Stated goal :: Copy every line from the data below in which the string "icon" can be found.

⟨

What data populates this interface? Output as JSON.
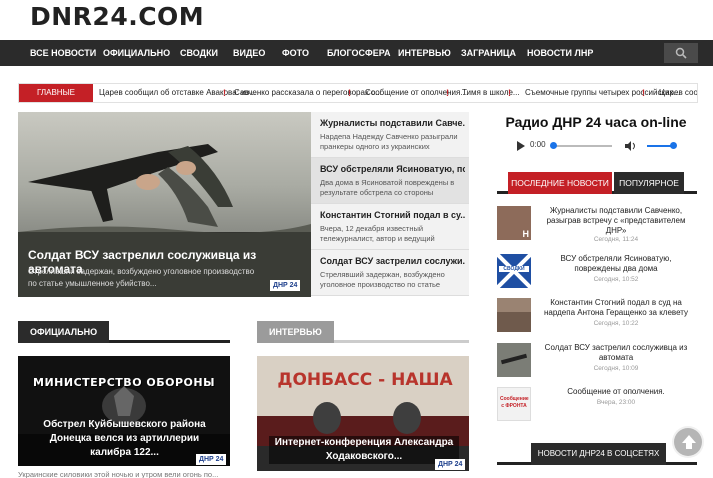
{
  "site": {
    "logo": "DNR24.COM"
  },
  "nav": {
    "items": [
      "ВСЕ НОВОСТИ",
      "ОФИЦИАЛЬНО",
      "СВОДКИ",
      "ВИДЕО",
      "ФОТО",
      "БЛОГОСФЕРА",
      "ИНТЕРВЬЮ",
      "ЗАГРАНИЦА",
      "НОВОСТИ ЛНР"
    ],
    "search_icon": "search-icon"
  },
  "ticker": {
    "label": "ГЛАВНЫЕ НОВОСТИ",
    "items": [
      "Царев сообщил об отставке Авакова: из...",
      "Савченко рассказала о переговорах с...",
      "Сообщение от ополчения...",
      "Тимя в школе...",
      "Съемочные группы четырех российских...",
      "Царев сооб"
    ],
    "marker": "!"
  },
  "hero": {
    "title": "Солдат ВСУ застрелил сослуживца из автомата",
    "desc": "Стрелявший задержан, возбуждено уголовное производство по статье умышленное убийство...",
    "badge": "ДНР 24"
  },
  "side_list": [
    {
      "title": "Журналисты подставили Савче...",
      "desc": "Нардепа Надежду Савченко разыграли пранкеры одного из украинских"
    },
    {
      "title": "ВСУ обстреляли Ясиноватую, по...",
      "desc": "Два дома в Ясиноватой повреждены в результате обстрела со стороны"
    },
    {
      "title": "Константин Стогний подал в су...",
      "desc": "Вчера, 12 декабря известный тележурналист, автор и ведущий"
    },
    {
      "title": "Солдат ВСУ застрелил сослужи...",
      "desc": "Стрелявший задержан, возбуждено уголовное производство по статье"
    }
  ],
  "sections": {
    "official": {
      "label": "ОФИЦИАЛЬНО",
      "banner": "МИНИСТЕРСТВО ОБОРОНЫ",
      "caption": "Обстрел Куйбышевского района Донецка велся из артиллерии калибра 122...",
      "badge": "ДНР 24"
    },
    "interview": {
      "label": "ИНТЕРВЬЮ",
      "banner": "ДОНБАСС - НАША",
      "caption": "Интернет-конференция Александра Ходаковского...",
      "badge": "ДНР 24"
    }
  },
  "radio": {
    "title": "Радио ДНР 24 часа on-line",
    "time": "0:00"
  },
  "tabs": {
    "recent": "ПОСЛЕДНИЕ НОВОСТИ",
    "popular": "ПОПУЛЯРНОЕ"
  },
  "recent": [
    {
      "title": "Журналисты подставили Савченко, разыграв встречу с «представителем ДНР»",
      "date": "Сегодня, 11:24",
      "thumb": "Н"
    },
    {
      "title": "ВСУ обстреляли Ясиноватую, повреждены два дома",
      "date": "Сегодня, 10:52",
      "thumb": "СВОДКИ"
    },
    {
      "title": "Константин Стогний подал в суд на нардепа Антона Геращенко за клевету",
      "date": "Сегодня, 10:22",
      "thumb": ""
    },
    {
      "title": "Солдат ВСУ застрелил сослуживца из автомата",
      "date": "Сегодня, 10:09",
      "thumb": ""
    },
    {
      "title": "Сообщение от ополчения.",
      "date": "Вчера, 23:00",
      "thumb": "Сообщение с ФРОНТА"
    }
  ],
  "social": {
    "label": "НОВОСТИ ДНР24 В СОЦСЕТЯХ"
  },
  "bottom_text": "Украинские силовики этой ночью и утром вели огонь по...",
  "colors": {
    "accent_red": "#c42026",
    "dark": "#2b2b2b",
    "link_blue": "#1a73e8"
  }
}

⟩
⟨

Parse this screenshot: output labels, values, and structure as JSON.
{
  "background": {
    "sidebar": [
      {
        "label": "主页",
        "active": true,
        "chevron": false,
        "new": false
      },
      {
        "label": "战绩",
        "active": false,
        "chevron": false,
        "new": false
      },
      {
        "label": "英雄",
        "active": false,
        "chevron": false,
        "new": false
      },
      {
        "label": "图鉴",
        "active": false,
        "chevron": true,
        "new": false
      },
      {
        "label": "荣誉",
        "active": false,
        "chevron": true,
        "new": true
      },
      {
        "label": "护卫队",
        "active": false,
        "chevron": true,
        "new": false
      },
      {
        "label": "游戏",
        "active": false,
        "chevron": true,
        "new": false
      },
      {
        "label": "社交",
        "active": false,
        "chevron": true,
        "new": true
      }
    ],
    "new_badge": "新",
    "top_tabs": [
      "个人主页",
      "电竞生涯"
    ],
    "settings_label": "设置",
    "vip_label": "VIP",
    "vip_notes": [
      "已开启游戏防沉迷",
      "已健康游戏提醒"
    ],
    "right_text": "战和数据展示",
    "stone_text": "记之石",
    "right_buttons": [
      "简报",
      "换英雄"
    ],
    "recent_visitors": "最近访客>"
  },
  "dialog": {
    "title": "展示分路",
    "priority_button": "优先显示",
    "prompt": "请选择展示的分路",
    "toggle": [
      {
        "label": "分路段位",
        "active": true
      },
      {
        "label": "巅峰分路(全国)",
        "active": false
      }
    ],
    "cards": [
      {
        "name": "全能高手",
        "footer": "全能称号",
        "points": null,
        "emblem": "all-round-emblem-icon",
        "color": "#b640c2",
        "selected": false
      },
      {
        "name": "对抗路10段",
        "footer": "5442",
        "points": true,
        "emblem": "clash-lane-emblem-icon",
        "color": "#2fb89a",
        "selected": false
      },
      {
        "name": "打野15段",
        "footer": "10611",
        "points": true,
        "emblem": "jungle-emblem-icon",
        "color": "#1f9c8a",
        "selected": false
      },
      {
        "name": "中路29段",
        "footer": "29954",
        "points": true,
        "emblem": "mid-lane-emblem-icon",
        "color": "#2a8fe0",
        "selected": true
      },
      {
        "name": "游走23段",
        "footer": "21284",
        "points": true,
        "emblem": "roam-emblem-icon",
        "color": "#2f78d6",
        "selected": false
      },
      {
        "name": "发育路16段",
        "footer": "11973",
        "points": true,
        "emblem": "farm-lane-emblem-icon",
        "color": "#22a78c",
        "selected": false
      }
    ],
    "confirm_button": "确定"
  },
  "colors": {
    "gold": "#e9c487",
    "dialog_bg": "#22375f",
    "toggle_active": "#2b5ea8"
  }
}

⟩

Result of this exercise ::
    "search_icon": "search-icon"
        "emblem": "all-round-emblem-icon",
        "emblem": "clash-lane-emblem-icon",
        "emblem": "jungle-emblem-icon",
        "emblem": "mid-lane-emblem-icon",
        "emblem": "roam-emblem-icon",
        "emblem": "farm-lane-emblem-icon",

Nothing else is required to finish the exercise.